TEXTO PARA LEER:

•••

Decir que hoy es el Día Mundial de la Poesía es decir que es el día de Lorca y Mallarmé, de Juan Ramón y Eliot, de Verlaine y de Claudio Rodríguez hacia la eternidad. No habría necesidad de establecer un día mundial de nada, y menos de las cosas importantes o más fundamentales, si no las olvidáramos. La poesía ahora mismo, como siempre, es un privilegio del espíritu. La poesía no es realmente democrática, la poesía no es igualitaria, la poesía no es un caudal de derechos alzados por el dedo del sol: la poesía es la aristocracia más alta de la fe convertida en lenguaje. Pero ¿fe en qué? En el viejo poder redentor de la palabra alumbrada como una entidad propia. Quiere uno decir que desde Góngora el fuego de existir es un generador de su propio lenguaje, de su propia génesis verbal hacia una plenitud que no imita la vida, porque ya es otra vida. Claro que en la poesía vale todo y ningún día es bueno -y menos hoy- para establecer ningún ranking de la poesía mejor o la poesía menos buena, en virtud del registro o el tono en que se ampare: lo importante es que la poesía, cuando es de verdad buena -en el registro, el tono, la tradición que sea- nunca nos desampara. Ya sea imitando a la vida con una poesía de la vivencia que puede acabar siendo, en ocasiones, una especie de periodismo sentimental, como en la poesía que se sitúa nunca por encima, pero sí al otro lado de la vida, con una gestación propia y genesíaca, la poesía, cuando es honesta, cuando toca su fiebre medular, es una razón para seguir viviendo, nuestra música interna, una respiración de lo que vemos y de lo que no vemos, de lo que fue y será, de lo que pudo haber sido, de lo que soñamos que sería, de la hoguera de nieve del canto primigenio y el silencio abatido.

•••

LISTA DE TAREAS:
[a] En el texto sobre el Día Mundial de la Poesía, ¿qué se dice que es la poesía ahora mismo, como siempre?
[b] Escribe cómo sigue el texto sobre el Día Mundial de la Poesía a partir de su última frase.

DATOS DE ORIGEN:
•••

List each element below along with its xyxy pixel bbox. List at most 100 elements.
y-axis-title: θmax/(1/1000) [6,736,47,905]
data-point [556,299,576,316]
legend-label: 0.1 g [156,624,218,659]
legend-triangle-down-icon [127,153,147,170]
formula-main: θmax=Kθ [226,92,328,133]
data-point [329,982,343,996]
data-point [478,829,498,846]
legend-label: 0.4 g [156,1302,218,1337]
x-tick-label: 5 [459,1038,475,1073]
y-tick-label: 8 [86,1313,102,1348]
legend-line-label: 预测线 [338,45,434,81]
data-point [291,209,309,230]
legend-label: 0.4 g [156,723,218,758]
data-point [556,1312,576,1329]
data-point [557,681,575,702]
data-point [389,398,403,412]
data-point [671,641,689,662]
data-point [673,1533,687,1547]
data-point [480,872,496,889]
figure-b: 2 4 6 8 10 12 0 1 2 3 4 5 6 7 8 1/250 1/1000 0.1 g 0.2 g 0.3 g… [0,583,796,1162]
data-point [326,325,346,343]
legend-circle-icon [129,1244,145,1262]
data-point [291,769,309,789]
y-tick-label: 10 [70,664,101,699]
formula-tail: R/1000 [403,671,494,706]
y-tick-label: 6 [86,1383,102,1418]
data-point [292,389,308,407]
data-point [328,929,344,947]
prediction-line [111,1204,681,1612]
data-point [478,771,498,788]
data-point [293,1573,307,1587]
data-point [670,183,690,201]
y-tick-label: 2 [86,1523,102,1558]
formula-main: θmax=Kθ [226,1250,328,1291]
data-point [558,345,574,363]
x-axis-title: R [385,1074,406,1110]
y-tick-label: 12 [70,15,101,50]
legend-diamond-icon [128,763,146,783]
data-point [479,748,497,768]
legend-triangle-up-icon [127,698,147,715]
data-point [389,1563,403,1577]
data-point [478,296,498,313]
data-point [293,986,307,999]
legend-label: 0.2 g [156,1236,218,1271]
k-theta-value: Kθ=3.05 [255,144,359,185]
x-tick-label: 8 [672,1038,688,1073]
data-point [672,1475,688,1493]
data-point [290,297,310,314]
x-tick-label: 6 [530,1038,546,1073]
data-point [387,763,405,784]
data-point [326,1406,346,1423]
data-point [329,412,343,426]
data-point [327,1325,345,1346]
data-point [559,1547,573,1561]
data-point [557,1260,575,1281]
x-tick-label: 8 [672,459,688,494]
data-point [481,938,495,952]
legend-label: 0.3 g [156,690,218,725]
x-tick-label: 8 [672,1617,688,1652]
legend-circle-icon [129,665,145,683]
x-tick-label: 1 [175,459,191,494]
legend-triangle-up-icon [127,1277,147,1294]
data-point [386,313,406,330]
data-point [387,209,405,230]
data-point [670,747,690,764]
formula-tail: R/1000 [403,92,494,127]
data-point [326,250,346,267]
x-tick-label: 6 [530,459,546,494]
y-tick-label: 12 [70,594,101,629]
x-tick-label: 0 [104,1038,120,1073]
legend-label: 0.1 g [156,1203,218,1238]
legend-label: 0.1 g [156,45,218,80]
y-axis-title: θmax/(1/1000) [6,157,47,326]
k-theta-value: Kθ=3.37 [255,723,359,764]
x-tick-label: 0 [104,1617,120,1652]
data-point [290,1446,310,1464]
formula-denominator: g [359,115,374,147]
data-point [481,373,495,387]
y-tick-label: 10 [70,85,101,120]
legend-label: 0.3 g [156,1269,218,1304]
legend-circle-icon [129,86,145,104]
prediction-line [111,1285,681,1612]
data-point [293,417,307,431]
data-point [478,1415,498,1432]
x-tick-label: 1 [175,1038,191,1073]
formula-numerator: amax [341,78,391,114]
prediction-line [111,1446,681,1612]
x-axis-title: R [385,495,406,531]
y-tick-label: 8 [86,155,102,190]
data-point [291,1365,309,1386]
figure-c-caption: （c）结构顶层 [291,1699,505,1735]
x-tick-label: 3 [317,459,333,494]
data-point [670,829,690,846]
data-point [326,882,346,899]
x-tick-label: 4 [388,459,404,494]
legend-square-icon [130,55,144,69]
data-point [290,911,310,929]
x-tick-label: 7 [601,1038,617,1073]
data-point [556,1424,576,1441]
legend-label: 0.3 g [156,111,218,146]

•••

RESPUESTAS:
[a] Un privilegio del espíritu.

[b]
Ya sé que me estoy poniendo estupendo -que no poético- hablando de poesía: pero si no lo hacemos hoy, que es su Día Mundial, cuándo empezar. Quiere uno decir que la poesía es tan amplia, inabarcable, como cada rostro y cada gesto. Que no hay una poesía que sea mejor que otra por el mero hecho de ser culturalista, o mística, o de la experiencia, o minimalista, o en caudal: hay poemas más altos y los hay menores, que también tienen o pueden tener su propia gracia. Hay poetas con obras tan extensas, tipo Pablo Neruda o Rafael Alberti, que siempre viene un listo -o una lista- y te dice: es que en ‘Canto general’ o en ‘Roma, peligro para caminantes’ hay caídas. Tú sí que tienes una caída, pero profunda. Porque no se puede -o al menos yo no soy partidario de hacerlo- medir a todos los autores por el mismo rasero, pasarlos por el mismo filtro en la clasificación de una obra, porque cada uno es una galaxia. Claro que tenemos ejemplos recurrentes en sentido contrario: obras cortas, breves, y también bien cerradas, en autores tan distintos -por citar dos cimeros de su generación, la del 50- como Claudio Rodríguez y Jaime Gil de Biedma. Por eso a los grandes autores de obra extensa -y no digamos ya sí, como Antonio Colinas, escriben además relatos o novelas, excelentes y líricas en el caso de Colinas- no se les puede hacer entrar por el embudo de las obras más cortas y acotadas. Universos, colores.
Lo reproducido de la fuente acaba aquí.